In the entries that follow, count each line containing "检讨学生的检讨书" and state the total, nothing more.

>> Start Records shown

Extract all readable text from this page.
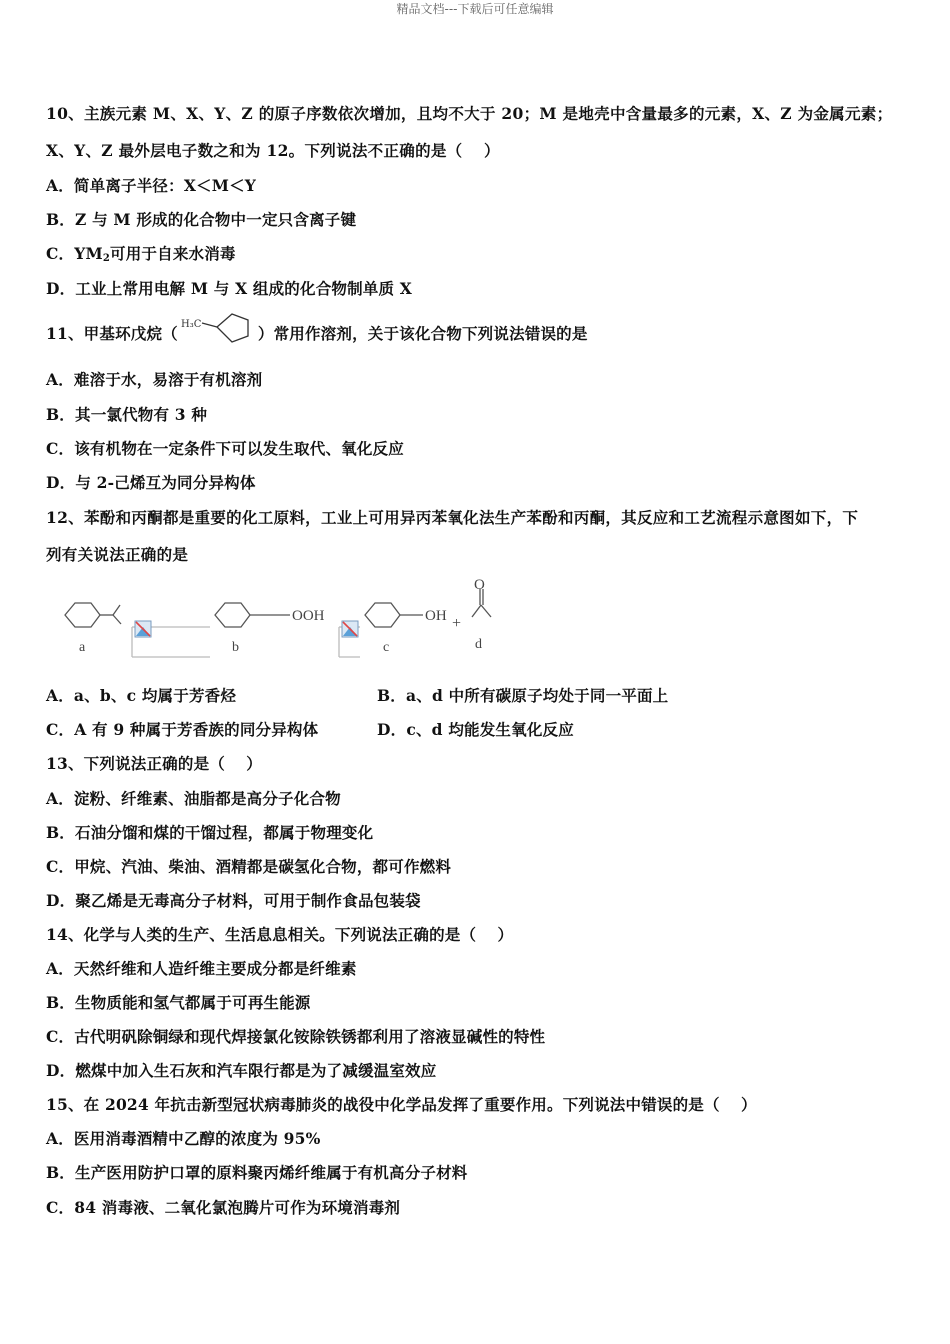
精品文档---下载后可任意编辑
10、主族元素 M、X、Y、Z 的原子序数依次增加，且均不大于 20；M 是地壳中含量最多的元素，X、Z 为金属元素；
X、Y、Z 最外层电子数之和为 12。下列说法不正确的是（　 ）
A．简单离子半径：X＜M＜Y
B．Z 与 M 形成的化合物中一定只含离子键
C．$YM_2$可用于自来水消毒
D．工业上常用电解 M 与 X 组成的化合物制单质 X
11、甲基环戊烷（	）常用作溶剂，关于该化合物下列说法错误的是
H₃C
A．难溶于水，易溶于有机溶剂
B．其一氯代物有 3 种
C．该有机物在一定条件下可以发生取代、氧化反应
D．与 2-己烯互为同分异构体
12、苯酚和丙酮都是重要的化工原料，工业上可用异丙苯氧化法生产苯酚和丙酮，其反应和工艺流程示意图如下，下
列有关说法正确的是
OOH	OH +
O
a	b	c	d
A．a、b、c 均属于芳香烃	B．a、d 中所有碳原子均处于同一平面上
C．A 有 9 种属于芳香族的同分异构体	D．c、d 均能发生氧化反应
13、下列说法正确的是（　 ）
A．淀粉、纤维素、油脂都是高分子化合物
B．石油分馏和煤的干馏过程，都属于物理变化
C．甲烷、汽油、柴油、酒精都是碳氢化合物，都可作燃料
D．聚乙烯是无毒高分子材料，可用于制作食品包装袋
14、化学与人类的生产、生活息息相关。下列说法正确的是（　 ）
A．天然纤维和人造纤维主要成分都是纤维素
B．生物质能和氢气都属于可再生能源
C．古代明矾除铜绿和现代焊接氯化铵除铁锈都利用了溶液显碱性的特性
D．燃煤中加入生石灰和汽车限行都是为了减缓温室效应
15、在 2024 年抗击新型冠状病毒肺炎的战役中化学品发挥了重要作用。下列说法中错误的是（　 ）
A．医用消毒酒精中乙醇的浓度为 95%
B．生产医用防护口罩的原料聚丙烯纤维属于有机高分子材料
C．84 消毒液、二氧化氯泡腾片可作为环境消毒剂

>> End Records shown
>> Start Records shown

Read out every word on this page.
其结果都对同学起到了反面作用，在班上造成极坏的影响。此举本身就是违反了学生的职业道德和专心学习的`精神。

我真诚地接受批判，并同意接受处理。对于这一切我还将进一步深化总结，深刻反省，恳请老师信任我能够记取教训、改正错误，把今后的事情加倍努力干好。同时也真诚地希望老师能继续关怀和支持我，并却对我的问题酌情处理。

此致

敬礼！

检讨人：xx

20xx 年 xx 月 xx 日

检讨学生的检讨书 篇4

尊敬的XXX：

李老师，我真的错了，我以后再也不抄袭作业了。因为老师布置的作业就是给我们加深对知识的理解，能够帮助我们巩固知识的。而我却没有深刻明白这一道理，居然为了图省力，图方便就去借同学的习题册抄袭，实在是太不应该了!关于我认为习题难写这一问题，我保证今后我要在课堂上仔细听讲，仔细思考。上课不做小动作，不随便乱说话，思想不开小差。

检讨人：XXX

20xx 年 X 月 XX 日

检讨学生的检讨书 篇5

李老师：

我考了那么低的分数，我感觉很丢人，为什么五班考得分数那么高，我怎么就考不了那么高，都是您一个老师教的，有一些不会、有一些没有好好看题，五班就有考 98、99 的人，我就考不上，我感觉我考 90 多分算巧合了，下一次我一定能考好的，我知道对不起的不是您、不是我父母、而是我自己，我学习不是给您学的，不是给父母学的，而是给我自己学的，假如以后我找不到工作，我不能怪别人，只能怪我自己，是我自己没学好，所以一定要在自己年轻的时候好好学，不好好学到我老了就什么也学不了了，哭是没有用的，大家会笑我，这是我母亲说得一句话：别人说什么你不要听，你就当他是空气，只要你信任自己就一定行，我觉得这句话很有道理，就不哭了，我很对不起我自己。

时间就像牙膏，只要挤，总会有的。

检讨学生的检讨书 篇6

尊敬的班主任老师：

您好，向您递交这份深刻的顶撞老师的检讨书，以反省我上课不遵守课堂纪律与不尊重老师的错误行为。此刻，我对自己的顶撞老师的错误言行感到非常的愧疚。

>> End Records shown
>> Start Records shown

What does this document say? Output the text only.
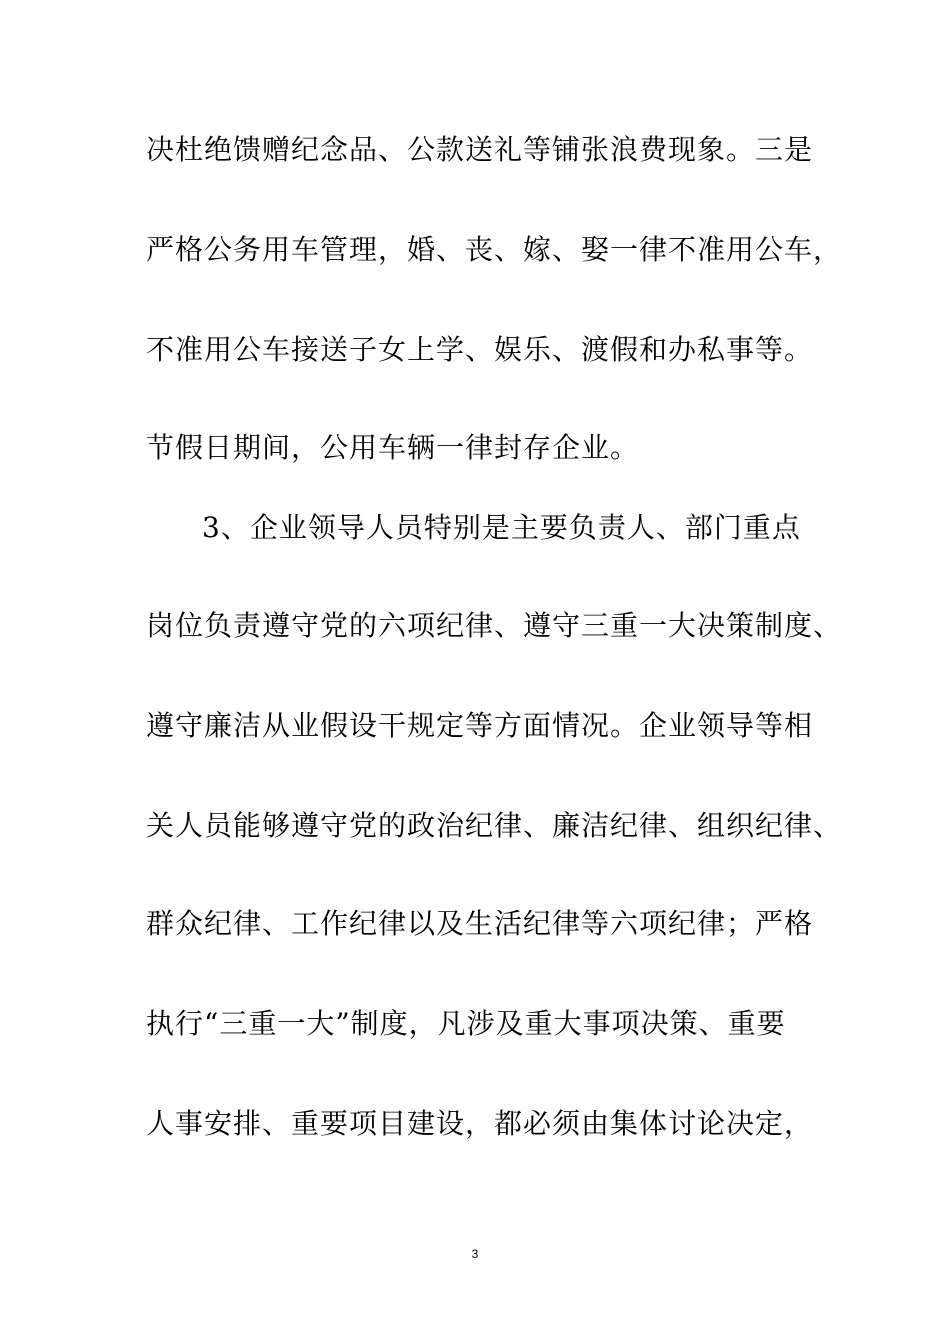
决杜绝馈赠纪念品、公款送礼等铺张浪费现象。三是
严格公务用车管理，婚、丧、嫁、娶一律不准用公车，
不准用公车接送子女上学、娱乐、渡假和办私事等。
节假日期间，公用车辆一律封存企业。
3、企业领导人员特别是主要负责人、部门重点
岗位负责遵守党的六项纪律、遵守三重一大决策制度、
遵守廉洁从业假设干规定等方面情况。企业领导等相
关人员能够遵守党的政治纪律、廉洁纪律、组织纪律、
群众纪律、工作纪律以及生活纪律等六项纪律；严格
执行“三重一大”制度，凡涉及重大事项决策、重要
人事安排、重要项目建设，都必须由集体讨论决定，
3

>> End Records shown

Solution to this task:
3